> TASK INSTRUCTIONS
Extract all lines that hold "with" from the records below.

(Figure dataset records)
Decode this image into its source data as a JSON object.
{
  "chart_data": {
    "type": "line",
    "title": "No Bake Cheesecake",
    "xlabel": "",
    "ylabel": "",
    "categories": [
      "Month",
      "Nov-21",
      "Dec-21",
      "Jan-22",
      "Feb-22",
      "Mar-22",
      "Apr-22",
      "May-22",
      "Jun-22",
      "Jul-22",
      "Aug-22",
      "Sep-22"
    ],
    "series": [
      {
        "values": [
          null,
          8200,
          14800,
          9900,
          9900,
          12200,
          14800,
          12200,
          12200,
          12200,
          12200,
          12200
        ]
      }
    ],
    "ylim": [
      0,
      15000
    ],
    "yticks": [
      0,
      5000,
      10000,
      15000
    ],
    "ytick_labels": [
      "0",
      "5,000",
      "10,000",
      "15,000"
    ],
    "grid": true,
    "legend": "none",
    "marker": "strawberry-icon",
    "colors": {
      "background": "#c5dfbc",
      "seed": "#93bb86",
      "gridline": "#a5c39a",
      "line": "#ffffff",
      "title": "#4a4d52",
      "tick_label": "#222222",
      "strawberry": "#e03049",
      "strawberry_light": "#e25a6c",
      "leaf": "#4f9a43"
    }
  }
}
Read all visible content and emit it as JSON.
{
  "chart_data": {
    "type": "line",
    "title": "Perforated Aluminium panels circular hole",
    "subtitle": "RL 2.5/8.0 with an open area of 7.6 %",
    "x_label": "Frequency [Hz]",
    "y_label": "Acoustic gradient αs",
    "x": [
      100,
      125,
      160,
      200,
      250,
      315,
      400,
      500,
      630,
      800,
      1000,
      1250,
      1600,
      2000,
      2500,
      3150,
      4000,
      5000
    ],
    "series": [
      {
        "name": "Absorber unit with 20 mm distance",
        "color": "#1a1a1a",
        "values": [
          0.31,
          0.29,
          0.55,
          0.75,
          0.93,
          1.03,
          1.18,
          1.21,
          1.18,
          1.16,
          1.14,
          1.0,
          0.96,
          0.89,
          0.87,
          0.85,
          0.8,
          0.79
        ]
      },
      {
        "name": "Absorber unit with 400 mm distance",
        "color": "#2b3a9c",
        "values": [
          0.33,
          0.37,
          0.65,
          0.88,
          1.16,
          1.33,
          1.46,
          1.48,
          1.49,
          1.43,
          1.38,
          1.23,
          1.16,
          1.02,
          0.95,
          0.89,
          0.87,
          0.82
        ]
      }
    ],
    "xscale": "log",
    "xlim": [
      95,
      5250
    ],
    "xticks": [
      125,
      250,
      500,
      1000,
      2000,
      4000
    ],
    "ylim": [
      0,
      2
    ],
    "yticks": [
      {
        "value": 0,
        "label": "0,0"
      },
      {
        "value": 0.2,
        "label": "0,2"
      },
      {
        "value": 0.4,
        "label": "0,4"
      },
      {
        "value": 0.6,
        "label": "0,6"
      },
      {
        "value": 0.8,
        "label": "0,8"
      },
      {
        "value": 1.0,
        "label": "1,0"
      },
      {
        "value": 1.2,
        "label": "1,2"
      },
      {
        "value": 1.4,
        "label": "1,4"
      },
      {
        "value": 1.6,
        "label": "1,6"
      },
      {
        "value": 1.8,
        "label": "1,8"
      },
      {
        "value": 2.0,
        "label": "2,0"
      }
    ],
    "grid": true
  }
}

> ANSWER FOR THE TASK
    "subtitle": "RL 2.5/8.0 with an open area of 7.6 %",
        "name": "Absorber unit with 20 mm distance",
        "name": "Absorber unit with 400 mm distance",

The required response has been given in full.